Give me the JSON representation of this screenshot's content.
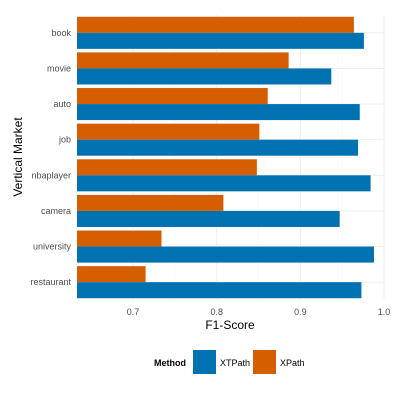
{
  "chart_data": {
    "type": "bar",
    "orientation": "horizontal",
    "title": "",
    "xlabel": "F1-Score",
    "ylabel": "Vertical Market",
    "categories": [
      "book",
      "movie",
      "auto",
      "job",
      "nbaplayer",
      "camera",
      "university",
      "restaurant"
    ],
    "series": [
      {
        "name": "XPath",
        "color": "#D55E00",
        "values": [
          0.964,
          0.886,
          0.861,
          0.851,
          0.848,
          0.808,
          0.734,
          0.715
        ]
      },
      {
        "name": "XTPath",
        "color": "#0072B2",
        "values": [
          0.976,
          0.937,
          0.971,
          0.969,
          0.984,
          0.947,
          0.988,
          0.973
        ]
      }
    ],
    "xlim": [
      0.633,
      1.0
    ],
    "xticks": [
      "0.7",
      "0.8",
      "0.9",
      "1.0"
    ],
    "grid": true,
    "legend": {
      "title": "Method",
      "placement": "bottom",
      "entries": [
        {
          "label": "XTPath",
          "color": "#0072B2"
        },
        {
          "label": "XPath",
          "color": "#D55E00"
        }
      ]
    }
  }
}
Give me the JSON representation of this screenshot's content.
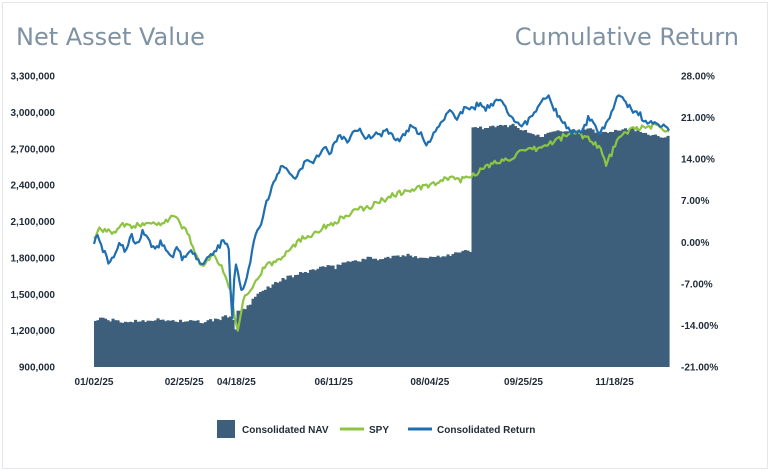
{
  "header": {
    "left_title": "Net Asset Value",
    "right_title": "Cumulative Return"
  },
  "colors": {
    "nav": "#3d5f7c",
    "spy": "#8dc443",
    "cons": "#1f6fb0"
  },
  "chart_data": {
    "type": "bar+line",
    "x_axis": {
      "tick_labels": [
        "01/02/25",
        "02/25/25",
        "04/18/25",
        "06/11/25",
        "08/04/25",
        "09/25/25",
        "11/18/25"
      ],
      "tick_fracs": [
        0.0,
        0.1569,
        0.2475,
        0.4169,
        0.584,
        0.747,
        0.9054
      ]
    },
    "y_left": {
      "min": 900000,
      "max": 3300000,
      "ticks": [
        900000,
        1200000,
        1500000,
        1800000,
        2100000,
        2400000,
        2700000,
        3000000,
        3300000
      ],
      "tick_labels": [
        "900,000",
        "1,200,000",
        "1,500,000",
        "1,800,000",
        "2,100,000",
        "2,400,000",
        "2,700,000",
        "3,000,000",
        "3,300,000"
      ]
    },
    "y_right": {
      "min": -21,
      "max": 28,
      "ticks": [
        -21,
        -14,
        -7,
        0,
        7,
        14,
        21,
        28
      ],
      "tick_labels": [
        "-21.00%",
        "-14.00%",
        "-7.00%",
        "0.00%",
        "7.00%",
        "14.00%",
        "21.00%",
        "28.00%"
      ]
    },
    "legend": [
      {
        "key": "nav",
        "label": "Consolidated NAV",
        "kind": "bar"
      },
      {
        "key": "spy",
        "label": "SPY",
        "kind": "line"
      },
      {
        "key": "cons",
        "label": "Consolidated Return",
        "kind": "line"
      }
    ],
    "series": [
      {
        "name": "Consolidated NAV",
        "kind": "bar",
        "axis": "left",
        "x_frac": [
          0.0,
          0.012,
          0.05,
          0.1,
          0.15,
          0.19,
          0.22,
          0.24,
          0.245,
          0.25,
          0.26,
          0.27,
          0.28,
          0.3,
          0.33,
          0.36,
          0.38,
          0.4,
          0.42,
          0.43,
          0.46,
          0.48,
          0.5,
          0.52,
          0.55,
          0.58,
          0.62,
          0.64,
          0.655,
          0.655,
          0.7,
          0.73,
          0.75,
          0.78,
          0.8,
          0.83,
          0.86,
          0.88,
          0.9,
          0.93,
          0.96,
          1.0
        ],
        "values": [
          1280000,
          1300000,
          1270000,
          1290000,
          1280000,
          1270000,
          1300000,
          1330000,
          1200000,
          1350000,
          1380000,
          1400000,
          1480000,
          1550000,
          1630000,
          1670000,
          1700000,
          1730000,
          1720000,
          1760000,
          1780000,
          1800000,
          1790000,
          1810000,
          1820000,
          1800000,
          1830000,
          1850000,
          1860000,
          2870000,
          2880000,
          2900000,
          2840000,
          2800000,
          2860000,
          2850000,
          2860000,
          2830000,
          2850000,
          2870000,
          2830000,
          2790000
        ]
      },
      {
        "name": "SPY",
        "kind": "line",
        "axis": "right",
        "x_frac": [
          0.0,
          0.01,
          0.03,
          0.05,
          0.07,
          0.09,
          0.11,
          0.13,
          0.14,
          0.15,
          0.16,
          0.17,
          0.18,
          0.19,
          0.2,
          0.21,
          0.22,
          0.23,
          0.24,
          0.245,
          0.25,
          0.255,
          0.26,
          0.27,
          0.28,
          0.29,
          0.3,
          0.32,
          0.34,
          0.36,
          0.38,
          0.4,
          0.42,
          0.44,
          0.46,
          0.48,
          0.5,
          0.52,
          0.54,
          0.56,
          0.58,
          0.6,
          0.62,
          0.64,
          0.66,
          0.68,
          0.7,
          0.72,
          0.74,
          0.76,
          0.78,
          0.8,
          0.82,
          0.84,
          0.86,
          0.88,
          0.89,
          0.9,
          0.91,
          0.92,
          0.94,
          0.96,
          0.98,
          1.0
        ],
        "values": [
          0.5,
          2.5,
          1.5,
          3.0,
          2.5,
          3.5,
          3.0,
          4.0,
          4.5,
          3.0,
          2.0,
          0.0,
          -3.0,
          -4.5,
          -2.5,
          -2.0,
          -4.0,
          -6.0,
          -9.0,
          -13.0,
          -15.0,
          -12.0,
          -9.0,
          -8.0,
          -7.0,
          -5.0,
          -4.0,
          -3.0,
          -1.0,
          0.5,
          1.5,
          2.5,
          3.5,
          4.5,
          5.5,
          6.0,
          7.0,
          8.0,
          8.5,
          9.0,
          9.5,
          10.0,
          11.0,
          10.5,
          11.5,
          12.5,
          13.5,
          14.0,
          15.0,
          15.5,
          16.0,
          17.0,
          18.0,
          18.5,
          17.5,
          16.0,
          13.0,
          15.0,
          17.0,
          18.0,
          19.5,
          19.0,
          20.0,
          18.5
        ]
      },
      {
        "name": "Consolidated Return",
        "kind": "line",
        "axis": "right",
        "x_frac": [
          0.0,
          0.005,
          0.015,
          0.025,
          0.035,
          0.045,
          0.055,
          0.065,
          0.075,
          0.085,
          0.095,
          0.105,
          0.115,
          0.125,
          0.135,
          0.145,
          0.155,
          0.165,
          0.175,
          0.185,
          0.195,
          0.205,
          0.215,
          0.225,
          0.235,
          0.24,
          0.245,
          0.25,
          0.255,
          0.26,
          0.27,
          0.28,
          0.29,
          0.3,
          0.31,
          0.32,
          0.33,
          0.34,
          0.35,
          0.36,
          0.37,
          0.38,
          0.39,
          0.4,
          0.41,
          0.42,
          0.43,
          0.44,
          0.45,
          0.46,
          0.47,
          0.48,
          0.49,
          0.5,
          0.51,
          0.52,
          0.53,
          0.54,
          0.55,
          0.56,
          0.57,
          0.58,
          0.59,
          0.6,
          0.61,
          0.62,
          0.63,
          0.64,
          0.65,
          0.66,
          0.67,
          0.68,
          0.69,
          0.7,
          0.71,
          0.72,
          0.73,
          0.74,
          0.75,
          0.76,
          0.77,
          0.78,
          0.79,
          0.8,
          0.81,
          0.82,
          0.83,
          0.84,
          0.85,
          0.86,
          0.87,
          0.88,
          0.89,
          0.9,
          0.91,
          0.92,
          0.93,
          0.94,
          0.95,
          0.96,
          0.97,
          0.98,
          0.99,
          1.0
        ],
        "values": [
          0.0,
          2.0,
          -1.0,
          -3.5,
          -2.0,
          0.0,
          -1.5,
          1.0,
          -0.5,
          2.0,
          0.5,
          -1.5,
          0.0,
          -1.0,
          -2.5,
          -1.0,
          -3.0,
          -1.5,
          -2.0,
          -3.5,
          -3.0,
          -2.0,
          -1.0,
          0.5,
          -1.5,
          -14.0,
          -3.0,
          -5.0,
          -8.0,
          -7.5,
          -4.0,
          1.0,
          3.0,
          6.5,
          9.5,
          12.0,
          13.0,
          12.0,
          11.0,
          12.5,
          14.0,
          13.0,
          14.5,
          16.0,
          15.0,
          17.0,
          18.0,
          17.0,
          18.5,
          19.0,
          18.0,
          17.5,
          18.5,
          18.0,
          19.0,
          18.0,
          17.0,
          18.0,
          19.5,
          19.0,
          18.0,
          16.5,
          18.0,
          20.0,
          21.0,
          22.5,
          21.0,
          22.0,
          23.0,
          22.5,
          23.5,
          22.5,
          23.0,
          24.0,
          23.5,
          22.0,
          21.0,
          19.5,
          20.0,
          21.0,
          22.0,
          24.0,
          25.0,
          22.5,
          21.0,
          20.0,
          18.0,
          19.0,
          18.5,
          21.0,
          19.5,
          18.0,
          20.0,
          22.0,
          24.5,
          24.0,
          23.0,
          22.0,
          21.5,
          20.0,
          20.5,
          20.0,
          19.5,
          19.0
        ]
      }
    ]
  }
}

....................

## Written problem:
Copy every line in the entries above that has the string "name" in it.

## Exercise answer:
        "name": "XPath",
        "name": "XTPath",
        "name": "Consolidated NAV",
        "name": "SPY",
        "name": "Consolidated Return",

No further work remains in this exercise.